(Data records)

* * *

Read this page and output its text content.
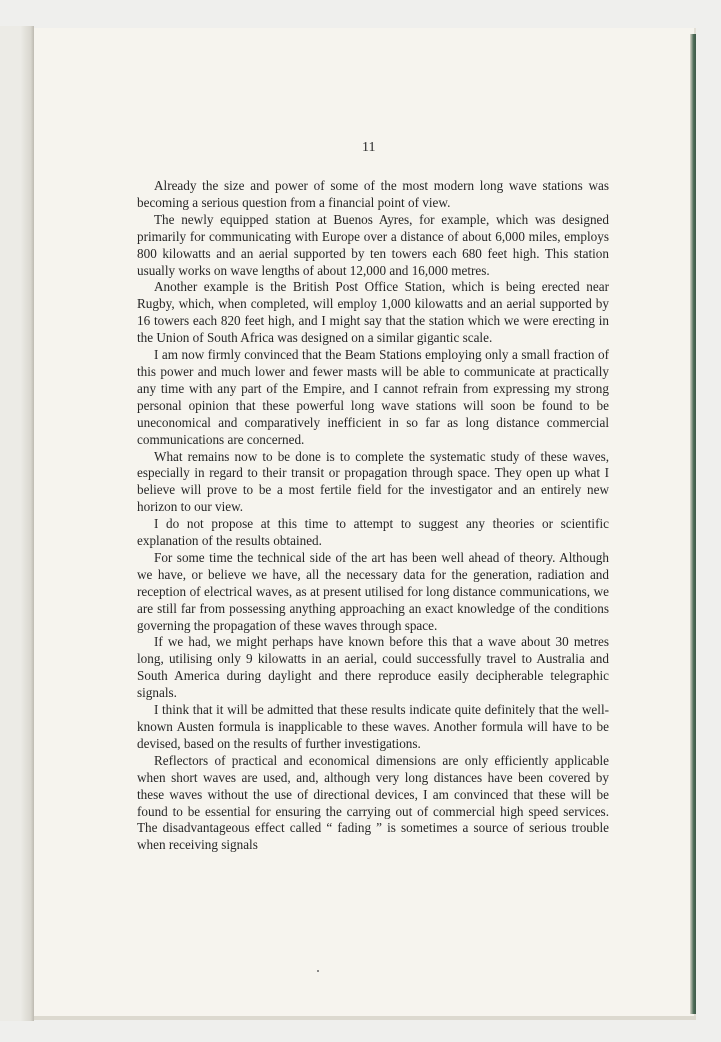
11

Already the size and power of some of the most modern long wave stations was becoming a serious question from a financial point of view.

The newly equipped station at Buenos Ayres, for example, which was designed primarily for communicating with Europe over a distance of about 6,000 miles, employs 800 kilowatts and an aerial supported by ten towers each 680 feet high. This station usually works on wave lengths of about 12,000 and 16,000 metres.

Another example is the British Post Office Station, which is being erected near Rugby, which, when completed, will employ 1,000 kilowatts and an aerial supported by 16 towers each 820 feet high, and I might say that the station which we were erecting in the Union of South Africa was designed on a similar gigantic scale.

I am now firmly convinced that the Beam Stations employing only a small fraction of this power and much lower and fewer masts will be able to communicate at practically any time with any part of the Empire, and I cannot refrain from expressing my strong personal opinion that these powerful long wave stations will soon be found to be uneconomical and comparatively inefficient in so far as long distance commercial communications are concerned.

What remains now to be done is to complete the systematic study of these waves, especially in regard to their transit or propagation through space. They open up what I believe will prove to be a most fertile field for the investigator and an entirely new horizon to our view.

I do not propose at this time to attempt to suggest any theories or scientific explanation of the results obtained.

For some time the technical side of the art has been well ahead of theory. Although we have, or believe we have, all the necessary data for the generation, radiation and reception of electrical waves, as at present utilised for long distance communications, we are still far from possessing anything approaching an exact knowledge of the conditions governing the propagation of these waves through space.

If we had, we might perhaps have known before this that a wave about 30 metres long, utilising only 9 kilowatts in an aerial, could successfully travel to Australia and South America during daylight and there reproduce easily decipherable telegraphic signals.

I think that it will be admitted that these results indicate quite definitely that the well-known Austen formula is inapplicable to these waves. Another formula will have to be devised, based on the results of further investigations.

Reflectors of practical and economical dimensions are only efficiently applicable when short waves are used, and, although very long distances have been covered by these waves without the use of directional devices, I am convinced that these will be found to be essential for ensuring the carrying out of commercial high speed services. The disadvantageous effect called “ fading ” is sometimes a source of serious trouble when receiving signals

* * *

**Objective**
Identify which lines contain the word "view" and copy each one.

**Reply to the task**
Already the size and power of some of the most modern long wave stations was becoming a serious question from a financial point of view.
What remains now to be done is to complete the systematic study of these waves, especially in regard to their transit or propagation through space. They open up what I believe will prove to be a most fertile field for the investigator and an entirely new horizon to our view.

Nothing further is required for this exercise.